>> START RECORDS SUPPLIED

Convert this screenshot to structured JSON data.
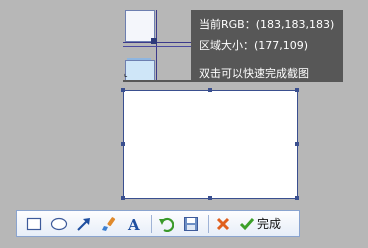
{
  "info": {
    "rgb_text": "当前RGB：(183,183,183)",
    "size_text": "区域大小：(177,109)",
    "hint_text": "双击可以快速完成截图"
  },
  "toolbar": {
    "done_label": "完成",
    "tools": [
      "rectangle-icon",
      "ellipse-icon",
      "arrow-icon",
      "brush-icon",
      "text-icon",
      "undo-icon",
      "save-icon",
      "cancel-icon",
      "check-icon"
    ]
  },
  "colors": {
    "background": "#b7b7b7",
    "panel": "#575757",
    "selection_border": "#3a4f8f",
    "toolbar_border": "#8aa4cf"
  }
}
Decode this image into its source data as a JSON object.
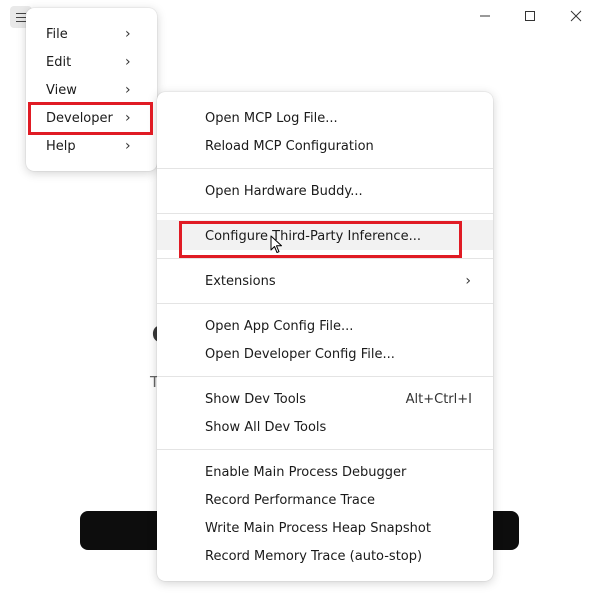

>> END RECORDS SUPPLIED
>> START RECORDS SUPPLIED

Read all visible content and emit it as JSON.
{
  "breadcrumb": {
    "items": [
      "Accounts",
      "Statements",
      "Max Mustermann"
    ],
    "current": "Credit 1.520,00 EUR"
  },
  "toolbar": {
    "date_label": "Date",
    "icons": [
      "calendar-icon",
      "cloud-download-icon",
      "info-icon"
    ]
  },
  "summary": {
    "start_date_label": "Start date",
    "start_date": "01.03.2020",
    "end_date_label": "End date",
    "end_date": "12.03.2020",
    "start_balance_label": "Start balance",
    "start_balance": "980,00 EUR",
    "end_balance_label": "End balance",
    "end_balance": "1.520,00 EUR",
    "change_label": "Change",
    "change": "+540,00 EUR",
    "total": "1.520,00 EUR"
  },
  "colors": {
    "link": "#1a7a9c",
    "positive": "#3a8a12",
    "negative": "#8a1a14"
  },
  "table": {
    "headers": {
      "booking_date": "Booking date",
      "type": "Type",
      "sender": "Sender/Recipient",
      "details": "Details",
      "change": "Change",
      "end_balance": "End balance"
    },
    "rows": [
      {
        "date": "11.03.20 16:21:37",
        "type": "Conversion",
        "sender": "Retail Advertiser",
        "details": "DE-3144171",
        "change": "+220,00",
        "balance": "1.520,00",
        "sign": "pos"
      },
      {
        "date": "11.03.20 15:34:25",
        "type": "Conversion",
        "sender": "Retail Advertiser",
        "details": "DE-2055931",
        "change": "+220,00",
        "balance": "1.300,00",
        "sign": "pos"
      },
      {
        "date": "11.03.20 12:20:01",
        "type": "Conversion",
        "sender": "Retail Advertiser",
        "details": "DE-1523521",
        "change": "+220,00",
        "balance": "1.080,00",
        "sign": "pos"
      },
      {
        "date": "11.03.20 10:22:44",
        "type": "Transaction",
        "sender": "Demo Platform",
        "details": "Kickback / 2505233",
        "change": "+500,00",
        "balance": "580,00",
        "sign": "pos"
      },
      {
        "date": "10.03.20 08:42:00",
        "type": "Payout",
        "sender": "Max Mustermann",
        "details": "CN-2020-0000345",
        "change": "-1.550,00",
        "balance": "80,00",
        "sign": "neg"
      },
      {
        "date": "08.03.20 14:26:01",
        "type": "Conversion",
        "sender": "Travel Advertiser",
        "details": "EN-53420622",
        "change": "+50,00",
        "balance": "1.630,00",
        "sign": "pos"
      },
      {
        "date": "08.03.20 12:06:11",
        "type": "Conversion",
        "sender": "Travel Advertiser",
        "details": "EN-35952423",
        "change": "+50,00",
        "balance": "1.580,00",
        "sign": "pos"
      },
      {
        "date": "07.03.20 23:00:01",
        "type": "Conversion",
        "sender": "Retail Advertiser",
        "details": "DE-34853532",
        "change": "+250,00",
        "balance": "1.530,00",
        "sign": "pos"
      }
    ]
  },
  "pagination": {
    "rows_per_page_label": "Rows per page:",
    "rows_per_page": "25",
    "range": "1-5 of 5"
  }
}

>> END RECORDS SUPPLIED
>> START RECORDS SUPPLIED

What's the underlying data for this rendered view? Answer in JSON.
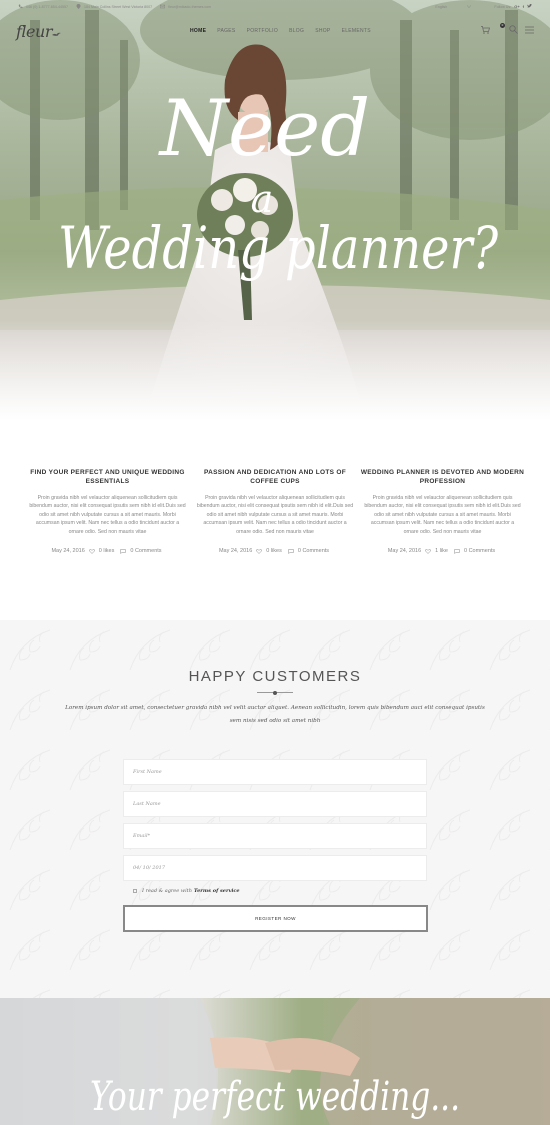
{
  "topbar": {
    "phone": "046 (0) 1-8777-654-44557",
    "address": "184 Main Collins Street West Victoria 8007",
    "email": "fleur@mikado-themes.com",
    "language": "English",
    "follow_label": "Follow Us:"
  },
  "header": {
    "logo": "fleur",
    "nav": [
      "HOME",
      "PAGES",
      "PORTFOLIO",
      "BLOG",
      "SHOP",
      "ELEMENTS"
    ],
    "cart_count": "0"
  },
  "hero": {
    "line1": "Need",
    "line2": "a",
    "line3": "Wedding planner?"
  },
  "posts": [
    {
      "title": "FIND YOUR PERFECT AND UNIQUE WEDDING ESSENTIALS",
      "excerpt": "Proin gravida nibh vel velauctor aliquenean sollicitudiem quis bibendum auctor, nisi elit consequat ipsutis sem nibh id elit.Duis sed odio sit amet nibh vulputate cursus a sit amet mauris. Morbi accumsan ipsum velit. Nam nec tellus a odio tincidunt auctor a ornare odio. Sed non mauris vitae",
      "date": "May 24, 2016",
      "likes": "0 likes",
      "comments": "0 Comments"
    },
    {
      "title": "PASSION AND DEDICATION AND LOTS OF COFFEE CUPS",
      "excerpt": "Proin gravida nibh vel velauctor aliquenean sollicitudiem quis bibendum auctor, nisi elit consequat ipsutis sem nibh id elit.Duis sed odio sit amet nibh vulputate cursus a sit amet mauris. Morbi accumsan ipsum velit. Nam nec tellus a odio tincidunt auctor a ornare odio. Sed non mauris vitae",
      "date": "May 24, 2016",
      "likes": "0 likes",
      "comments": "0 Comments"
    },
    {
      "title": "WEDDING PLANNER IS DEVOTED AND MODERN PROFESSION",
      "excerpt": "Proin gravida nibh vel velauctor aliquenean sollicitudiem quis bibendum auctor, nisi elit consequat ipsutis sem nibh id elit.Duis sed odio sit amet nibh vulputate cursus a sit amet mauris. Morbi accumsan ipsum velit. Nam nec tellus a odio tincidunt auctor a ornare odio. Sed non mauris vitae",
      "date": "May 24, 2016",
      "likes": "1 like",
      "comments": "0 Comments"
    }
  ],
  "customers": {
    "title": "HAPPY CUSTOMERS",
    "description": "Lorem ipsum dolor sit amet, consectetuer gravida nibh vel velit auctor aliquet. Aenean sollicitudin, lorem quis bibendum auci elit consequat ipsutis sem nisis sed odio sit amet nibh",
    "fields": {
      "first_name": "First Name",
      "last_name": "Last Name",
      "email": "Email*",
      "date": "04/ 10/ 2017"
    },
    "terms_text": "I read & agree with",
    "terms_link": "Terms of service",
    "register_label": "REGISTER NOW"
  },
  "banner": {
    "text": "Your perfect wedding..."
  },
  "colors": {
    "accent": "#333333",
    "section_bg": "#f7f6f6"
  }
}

>> END RECORDS SUPPLIED

| EXERCISE BRIEF |
Repeat the lines between those holding "Convert this screenshot" and "Decode this image", inclusive. Pictures stay out.

| RESPONSE |
Convert this screenshot to structured JSON data.
{
  "info": {
    "rgb_text": "当前RGB：(183,183,183)",
    "size_text": "区域大小：(177,109)",
    "hint_text": "双击可以快速完成截图"
  },
  "toolbar": {
    "done_label": "完成",
    "tools": [
      "rectangle-icon",
      "ellipse-icon",
      "arrow-icon",
      "brush-icon",
      "text-icon",
      "undo-icon",
      "save-icon",
      "cancel-icon",
      "check-icon"
    ]
  },
  "colors": {
    "background": "#b7b7b7",
    "panel": "#575757",
    "selection_border": "#3a4f8f",
    "toolbar_border": "#8aa4cf"
  }
}
Decode this image into its source data as a JSON object.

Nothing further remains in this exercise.